Stored items:
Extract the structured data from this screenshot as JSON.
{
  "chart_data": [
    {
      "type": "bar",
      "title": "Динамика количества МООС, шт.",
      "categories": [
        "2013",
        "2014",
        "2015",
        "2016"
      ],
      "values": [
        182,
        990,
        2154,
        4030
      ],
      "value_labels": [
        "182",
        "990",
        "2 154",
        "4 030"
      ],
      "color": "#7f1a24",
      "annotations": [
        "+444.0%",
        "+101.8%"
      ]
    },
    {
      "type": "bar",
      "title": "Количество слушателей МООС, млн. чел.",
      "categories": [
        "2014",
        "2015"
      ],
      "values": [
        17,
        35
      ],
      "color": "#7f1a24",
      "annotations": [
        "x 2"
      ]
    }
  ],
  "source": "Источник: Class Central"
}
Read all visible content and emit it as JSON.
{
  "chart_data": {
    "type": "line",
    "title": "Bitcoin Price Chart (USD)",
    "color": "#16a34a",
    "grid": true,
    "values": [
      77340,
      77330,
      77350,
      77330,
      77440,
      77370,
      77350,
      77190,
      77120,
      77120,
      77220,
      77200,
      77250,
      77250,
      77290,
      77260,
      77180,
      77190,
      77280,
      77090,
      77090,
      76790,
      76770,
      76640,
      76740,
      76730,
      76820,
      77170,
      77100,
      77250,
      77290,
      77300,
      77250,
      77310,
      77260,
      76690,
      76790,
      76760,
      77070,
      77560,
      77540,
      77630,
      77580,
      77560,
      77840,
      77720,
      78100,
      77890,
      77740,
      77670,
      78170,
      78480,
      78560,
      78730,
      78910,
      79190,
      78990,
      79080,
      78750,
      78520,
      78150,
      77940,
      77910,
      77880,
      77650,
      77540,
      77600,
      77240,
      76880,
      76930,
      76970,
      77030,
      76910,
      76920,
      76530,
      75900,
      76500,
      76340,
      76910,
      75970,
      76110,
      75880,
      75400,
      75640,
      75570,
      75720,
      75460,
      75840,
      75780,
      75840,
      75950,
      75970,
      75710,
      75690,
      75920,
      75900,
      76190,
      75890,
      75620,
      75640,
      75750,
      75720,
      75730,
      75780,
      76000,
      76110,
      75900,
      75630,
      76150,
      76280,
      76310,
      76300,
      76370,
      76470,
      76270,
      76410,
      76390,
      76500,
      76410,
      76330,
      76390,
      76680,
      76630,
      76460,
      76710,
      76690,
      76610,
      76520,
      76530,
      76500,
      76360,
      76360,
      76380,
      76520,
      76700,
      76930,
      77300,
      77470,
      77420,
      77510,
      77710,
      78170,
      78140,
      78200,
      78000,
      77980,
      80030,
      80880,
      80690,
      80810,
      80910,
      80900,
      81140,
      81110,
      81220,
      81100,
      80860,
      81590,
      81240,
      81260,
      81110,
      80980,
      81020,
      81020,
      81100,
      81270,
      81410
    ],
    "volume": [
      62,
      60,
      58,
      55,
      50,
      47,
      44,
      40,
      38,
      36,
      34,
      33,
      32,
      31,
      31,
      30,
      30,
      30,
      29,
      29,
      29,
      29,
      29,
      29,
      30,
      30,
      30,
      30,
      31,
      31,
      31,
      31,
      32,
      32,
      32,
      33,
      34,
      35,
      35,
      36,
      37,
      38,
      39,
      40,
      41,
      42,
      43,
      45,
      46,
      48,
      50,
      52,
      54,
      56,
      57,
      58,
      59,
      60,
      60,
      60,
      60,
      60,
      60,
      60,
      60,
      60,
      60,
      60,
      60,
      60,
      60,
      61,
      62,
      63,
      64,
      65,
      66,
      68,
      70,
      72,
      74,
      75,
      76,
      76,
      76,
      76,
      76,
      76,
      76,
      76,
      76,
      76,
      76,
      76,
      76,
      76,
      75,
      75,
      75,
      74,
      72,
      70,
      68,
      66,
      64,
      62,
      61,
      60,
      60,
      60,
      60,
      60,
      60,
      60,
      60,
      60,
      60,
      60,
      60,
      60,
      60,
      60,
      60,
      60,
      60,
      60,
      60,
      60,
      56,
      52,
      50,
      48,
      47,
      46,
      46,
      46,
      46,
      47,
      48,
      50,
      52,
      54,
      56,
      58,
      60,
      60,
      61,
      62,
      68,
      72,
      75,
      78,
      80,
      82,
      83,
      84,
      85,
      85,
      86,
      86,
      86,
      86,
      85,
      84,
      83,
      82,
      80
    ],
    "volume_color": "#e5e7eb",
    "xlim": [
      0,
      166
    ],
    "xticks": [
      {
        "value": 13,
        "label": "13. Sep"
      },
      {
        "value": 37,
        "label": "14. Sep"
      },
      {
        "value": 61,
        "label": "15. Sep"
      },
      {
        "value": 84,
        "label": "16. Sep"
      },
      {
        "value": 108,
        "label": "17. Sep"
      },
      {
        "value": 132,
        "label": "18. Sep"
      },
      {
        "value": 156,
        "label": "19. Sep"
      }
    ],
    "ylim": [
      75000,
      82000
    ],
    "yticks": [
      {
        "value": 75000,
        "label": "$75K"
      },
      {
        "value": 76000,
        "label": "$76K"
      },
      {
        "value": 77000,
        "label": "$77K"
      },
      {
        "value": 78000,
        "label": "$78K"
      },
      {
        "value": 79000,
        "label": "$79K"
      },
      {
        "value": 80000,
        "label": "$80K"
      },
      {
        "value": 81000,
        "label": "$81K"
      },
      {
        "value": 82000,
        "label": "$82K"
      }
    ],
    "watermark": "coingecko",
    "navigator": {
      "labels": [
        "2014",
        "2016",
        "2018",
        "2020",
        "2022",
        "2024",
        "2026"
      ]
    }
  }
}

▸ **Goal of the exercise**:
Take the entries and copy them out exactly.

▸ **Correct answer**:
Extract the structured data from this screenshot as JSON.
{
  "chart_data": [
    {
      "type": "bar",
      "title": "Динамика количества МООС, шт.",
      "categories": [
        "2013",
        "2014",
        "2015",
        "2016"
      ],
      "values": [
        182,
        990,
        2154,
        4030
      ],
      "value_labels": [
        "182",
        "990",
        "2 154",
        "4 030"
      ],
      "color": "#7f1a24",
      "annotations": [
        "+444.0%",
        "+101.8%"
      ]
    },
    {
      "type": "bar",
      "title": "Количество слушателей МООС, млн. чел.",
      "categories": [
        "2014",
        "2015"
      ],
      "values": [
        17,
        35
      ],
      "color": "#7f1a24",
      "annotations": [
        "x 2"
      ]
    }
  ],
  "source": "Источник: Class Central"
}
Read all visible content and emit it as JSON.
{
  "chart_data": {
    "type": "line",
    "title": "Bitcoin Price Chart (USD)",
    "color": "#16a34a",
    "grid": true,
    "values": [
      77340,
      77330,
      77350,
      77330,
      77440,
      77370,
      77350,
      77190,
      77120,
      77120,
      77220,
      77200,
      77250,
      77250,
      77290,
      77260,
      77180,
      77190,
      77280,
      77090,
      77090,
      76790,
      76770,
      76640,
      76740,
      76730,
      76820,
      77170,
      77100,
      77250,
      77290,
      77300,
      77250,
      77310,
      77260,
      76690,
      76790,
      76760,
      77070,
      77560,
      77540,
      77630,
      77580,
      77560,
      77840,
      77720,
      78100,
      77890,
      77740,
      77670,
      78170,
      78480,
      78560,
      78730,
      78910,
      79190,
      78990,
      79080,
      78750,
      78520,
      78150,
      77940,
      77910,
      77880,
      77650,
      77540,
      77600,
      77240,
      76880,
      76930,
      76970,
      77030,
      76910,
      76920,
      76530,
      75900,
      76500,
      76340,
      76910,
      75970,
      76110,
      75880,
      75400,
      75640,
      75570,
      75720,
      75460,
      75840,
      75780,
      75840,
      75950,
      75970,
      75710,
      75690,
      75920,
      75900,
      76190,
      75890,
      75620,
      75640,
      75750,
      75720,
      75730,
      75780,
      76000,
      76110,
      75900,
      75630,
      76150,
      76280,
      76310,
      76300,
      76370,
      76470,
      76270,
      76410,
      76390,
      76500,
      76410,
      76330,
      76390,
      76680,
      76630,
      76460,
      76710,
      76690,
      76610,
      76520,
      76530,
      76500,
      76360,
      76360,
      76380,
      76520,
      76700,
      76930,
      77300,
      77470,
      77420,
      77510,
      77710,
      78170,
      78140,
      78200,
      78000,
      77980,
      80030,
      80880,
      80690,
      80810,
      80910,
      80900,
      81140,
      81110,
      81220,
      81100,
      80860,
      81590,
      81240,
      81260,
      81110,
      80980,
      81020,
      81020,
      81100,
      81270,
      81410
    ],
    "volume": [
      62,
      60,
      58,
      55,
      50,
      47,
      44,
      40,
      38,
      36,
      34,
      33,
      32,
      31,
      31,
      30,
      30,
      30,
      29,
      29,
      29,
      29,
      29,
      29,
      30,
      30,
      30,
      30,
      31,
      31,
      31,
      31,
      32,
      32,
      32,
      33,
      34,
      35,
      35,
      36,
      37,
      38,
      39,
      40,
      41,
      42,
      43,
      45,
      46,
      48,
      50,
      52,
      54,
      56,
      57,
      58,
      59,
      60,
      60,
      60,
      60,
      60,
      60,
      60,
      60,
      60,
      60,
      60,
      60,
      60,
      60,
      61,
      62,
      63,
      64,
      65,
      66,
      68,
      70,
      72,
      74,
      75,
      76,
      76,
      76,
      76,
      76,
      76,
      76,
      76,
      76,
      76,
      76,
      76,
      76,
      76,
      75,
      75,
      75,
      74,
      72,
      70,
      68,
      66,
      64,
      62,
      61,
      60,
      60,
      60,
      60,
      60,
      60,
      60,
      60,
      60,
      60,
      60,
      60,
      60,
      60,
      60,
      60,
      60,
      60,
      60,
      60,
      60,
      56,
      52,
      50,
      48,
      47,
      46,
      46,
      46,
      46,
      47,
      48,
      50,
      52,
      54,
      56,
      58,
      60,
      60,
      61,
      62,
      68,
      72,
      75,
      78,
      80,
      82,
      83,
      84,
      85,
      85,
      86,
      86,
      86,
      86,
      85,
      84,
      83,
      82,
      80
    ],
    "volume_color": "#e5e7eb",
    "xlim": [
      0,
      166
    ],
    "xticks": [
      {
        "value": 13,
        "label": "13. Sep"
      },
      {
        "value": 37,
        "label": "14. Sep"
      },
      {
        "value": 61,
        "label": "15. Sep"
      },
      {
        "value": 84,
        "label": "16. Sep"
      },
      {
        "value": 108,
        "label": "17. Sep"
      },
      {
        "value": 132,
        "label": "18. Sep"
      },
      {
        "value": 156,
        "label": "19. Sep"
      }
    ],
    "ylim": [
      75000,
      82000
    ],
    "yticks": [
      {
        "value": 75000,
        "label": "$75K"
      },
      {
        "value": 76000,
        "label": "$76K"
      },
      {
        "value": 77000,
        "label": "$77K"
      },
      {
        "value": 78000,
        "label": "$78K"
      },
      {
        "value": 79000,
        "label": "$79K"
      },
      {
        "value": 80000,
        "label": "$80K"
      },
      {
        "value": 81000,
        "label": "$81K"
      },
      {
        "value": 82000,
        "label": "$82K"
      }
    ],
    "watermark": "coingecko",
    "navigator": {
      "labels": [
        "2014",
        "2016",
        "2018",
        "2020",
        "2022",
        "2024",
        "2026"
      ]
    }
  }
}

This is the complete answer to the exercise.